> **The exercise**
Please print the full listing exactly.

> **Available records**
** BEGIN **
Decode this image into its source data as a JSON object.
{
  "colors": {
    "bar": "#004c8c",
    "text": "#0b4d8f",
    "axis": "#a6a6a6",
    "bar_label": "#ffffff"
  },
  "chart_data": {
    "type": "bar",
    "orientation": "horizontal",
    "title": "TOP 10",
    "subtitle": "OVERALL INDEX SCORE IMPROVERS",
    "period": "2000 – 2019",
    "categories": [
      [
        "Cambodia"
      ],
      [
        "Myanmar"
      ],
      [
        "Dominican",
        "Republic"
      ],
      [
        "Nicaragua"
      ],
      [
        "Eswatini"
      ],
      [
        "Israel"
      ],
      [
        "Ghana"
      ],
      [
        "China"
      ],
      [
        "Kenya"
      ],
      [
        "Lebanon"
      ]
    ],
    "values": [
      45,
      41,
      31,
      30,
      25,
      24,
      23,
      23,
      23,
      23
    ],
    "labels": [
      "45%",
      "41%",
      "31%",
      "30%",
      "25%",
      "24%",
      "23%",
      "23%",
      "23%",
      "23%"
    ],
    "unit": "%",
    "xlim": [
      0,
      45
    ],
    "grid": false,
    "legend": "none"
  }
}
** END **
> **Answer for this exercise**
Decode this image into its source data as a JSON object.
{
  "colors": {
    "bar": "#004c8c",
    "text": "#0b4d8f",
    "axis": "#a6a6a6",
    "bar_label": "#ffffff"
  },
  "chart_data": {
    "type": "bar",
    "orientation": "horizontal",
    "title": "TOP 10",
    "subtitle": "OVERALL INDEX SCORE IMPROVERS",
    "period": "2000 – 2019",
    "categories": [
      [
        "Cambodia"
      ],
      [
        "Myanmar"
      ],
      [
        "Dominican",
        "Republic"
      ],
      [
        "Nicaragua"
      ],
      [
        "Eswatini"
      ],
      [
        "Israel"
      ],
      [
        "Ghana"
      ],
      [
        "China"
      ],
      [
        "Kenya"
      ],
      [
        "Lebanon"
      ]
    ],
    "values": [
      45,
      41,
      31,
      30,
      25,
      24,
      23,
      23,
      23,
      23
    ],
    "labels": [
      "45%",
      "41%",
      "31%",
      "30%",
      "25%",
      "24%",
      "23%",
      "23%",
      "23%",
      "23%"
    ],
    "unit": "%",
    "xlim": [
      0,
      45
    ],
    "grid": false,
    "legend": "none"
  }
}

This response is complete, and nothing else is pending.